* What you will do
Print each line exactly as it is given.

==== Material for this task

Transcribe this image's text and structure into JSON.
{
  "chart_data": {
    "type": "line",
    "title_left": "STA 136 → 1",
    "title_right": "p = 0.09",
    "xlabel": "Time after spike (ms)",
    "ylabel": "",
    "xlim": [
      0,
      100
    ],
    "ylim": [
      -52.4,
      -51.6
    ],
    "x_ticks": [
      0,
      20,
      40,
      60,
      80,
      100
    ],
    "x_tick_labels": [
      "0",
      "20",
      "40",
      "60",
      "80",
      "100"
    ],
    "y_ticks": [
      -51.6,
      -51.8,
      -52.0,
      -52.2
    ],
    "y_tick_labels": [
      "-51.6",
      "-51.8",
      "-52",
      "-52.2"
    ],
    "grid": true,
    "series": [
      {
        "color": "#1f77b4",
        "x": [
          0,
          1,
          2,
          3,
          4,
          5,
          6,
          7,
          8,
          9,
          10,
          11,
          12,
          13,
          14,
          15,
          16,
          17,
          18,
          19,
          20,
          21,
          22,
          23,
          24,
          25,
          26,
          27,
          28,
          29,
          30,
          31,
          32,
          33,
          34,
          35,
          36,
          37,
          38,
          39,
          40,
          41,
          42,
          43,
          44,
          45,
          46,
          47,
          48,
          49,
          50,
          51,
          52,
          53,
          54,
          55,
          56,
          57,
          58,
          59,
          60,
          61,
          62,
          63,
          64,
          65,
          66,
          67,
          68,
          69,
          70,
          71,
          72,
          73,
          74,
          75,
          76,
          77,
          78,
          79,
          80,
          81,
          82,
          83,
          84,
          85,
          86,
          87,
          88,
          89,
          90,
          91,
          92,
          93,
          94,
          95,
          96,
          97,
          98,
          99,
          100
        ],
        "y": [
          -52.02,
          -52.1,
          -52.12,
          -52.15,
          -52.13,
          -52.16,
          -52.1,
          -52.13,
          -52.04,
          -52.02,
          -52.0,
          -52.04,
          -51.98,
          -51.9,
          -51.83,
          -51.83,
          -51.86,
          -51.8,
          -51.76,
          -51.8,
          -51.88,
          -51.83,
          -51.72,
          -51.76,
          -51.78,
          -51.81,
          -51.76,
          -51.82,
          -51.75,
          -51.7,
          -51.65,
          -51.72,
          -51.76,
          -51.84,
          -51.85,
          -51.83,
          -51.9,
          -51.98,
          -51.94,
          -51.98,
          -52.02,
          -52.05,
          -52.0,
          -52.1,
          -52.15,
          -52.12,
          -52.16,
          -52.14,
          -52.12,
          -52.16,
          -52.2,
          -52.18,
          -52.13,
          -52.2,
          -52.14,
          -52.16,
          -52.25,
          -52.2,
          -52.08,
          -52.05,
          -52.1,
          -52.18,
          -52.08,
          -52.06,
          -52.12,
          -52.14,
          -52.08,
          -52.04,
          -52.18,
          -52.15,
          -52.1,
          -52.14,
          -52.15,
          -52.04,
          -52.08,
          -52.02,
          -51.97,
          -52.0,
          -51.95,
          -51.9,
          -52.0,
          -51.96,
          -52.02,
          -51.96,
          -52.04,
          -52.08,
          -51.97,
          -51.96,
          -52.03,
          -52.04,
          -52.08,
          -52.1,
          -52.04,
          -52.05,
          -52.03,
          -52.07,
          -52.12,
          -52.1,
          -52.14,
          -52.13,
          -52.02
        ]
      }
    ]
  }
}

========

* Expected answer
Transcribe this image's text and structure into JSON.
{
  "chart_data": {
    "type": "line",
    "title_left": "STA 136 → 1",
    "title_right": "p = 0.09",
    "xlabel": "Time after spike (ms)",
    "ylabel": "",
    "xlim": [
      0,
      100
    ],
    "ylim": [
      -52.4,
      -51.6
    ],
    "x_ticks": [
      0,
      20,
      40,
      60,
      80,
      100
    ],
    "x_tick_labels": [
      "0",
      "20",
      "40",
      "60",
      "80",
      "100"
    ],
    "y_ticks": [
      -51.6,
      -51.8,
      -52.0,
      -52.2
    ],
    "y_tick_labels": [
      "-51.6",
      "-51.8",
      "-52",
      "-52.2"
    ],
    "grid": true,
    "series": [
      {
        "color": "#1f77b4",
        "x": [
          0,
          1,
          2,
          3,
          4,
          5,
          6,
          7,
          8,
          9,
          10,
          11,
          12,
          13,
          14,
          15,
          16,
          17,
          18,
          19,
          20,
          21,
          22,
          23,
          24,
          25,
          26,
          27,
          28,
          29,
          30,
          31,
          32,
          33,
          34,
          35,
          36,
          37,
          38,
          39,
          40,
          41,
          42,
          43,
          44,
          45,
          46,
          47,
          48,
          49,
          50,
          51,
          52,
          53,
          54,
          55,
          56,
          57,
          58,
          59,
          60,
          61,
          62,
          63,
          64,
          65,
          66,
          67,
          68,
          69,
          70,
          71,
          72,
          73,
          74,
          75,
          76,
          77,
          78,
          79,
          80,
          81,
          82,
          83,
          84,
          85,
          86,
          87,
          88,
          89,
          90,
          91,
          92,
          93,
          94,
          95,
          96,
          97,
          98,
          99,
          100
        ],
        "y": [
          -52.02,
          -52.1,
          -52.12,
          -52.15,
          -52.13,
          -52.16,
          -52.1,
          -52.13,
          -52.04,
          -52.02,
          -52.0,
          -52.04,
          -51.98,
          -51.9,
          -51.83,
          -51.83,
          -51.86,
          -51.8,
          -51.76,
          -51.8,
          -51.88,
          -51.83,
          -51.72,
          -51.76,
          -51.78,
          -51.81,
          -51.76,
          -51.82,
          -51.75,
          -51.7,
          -51.65,
          -51.72,
          -51.76,
          -51.84,
          -51.85,
          -51.83,
          -51.9,
          -51.98,
          -51.94,
          -51.98,
          -52.02,
          -52.05,
          -52.0,
          -52.1,
          -52.15,
          -52.12,
          -52.16,
          -52.14,
          -52.12,
          -52.16,
          -52.2,
          -52.18,
          -52.13,
          -52.2,
          -52.14,
          -52.16,
          -52.25,
          -52.2,
          -52.08,
          -52.05,
          -52.1,
          -52.18,
          -52.08,
          -52.06,
          -52.12,
          -52.14,
          -52.08,
          -52.04,
          -52.18,
          -52.15,
          -52.1,
          -52.14,
          -52.15,
          -52.04,
          -52.08,
          -52.02,
          -51.97,
          -52.0,
          -51.95,
          -51.9,
          -52.0,
          -51.96,
          -52.02,
          -51.96,
          -52.04,
          -52.08,
          -51.97,
          -51.96,
          -52.03,
          -52.04,
          -52.08,
          -52.1,
          -52.04,
          -52.05,
          -52.03,
          -52.07,
          -52.12,
          -52.1,
          -52.14,
          -52.13,
          -52.02
        ]
      }
    ]
  }
}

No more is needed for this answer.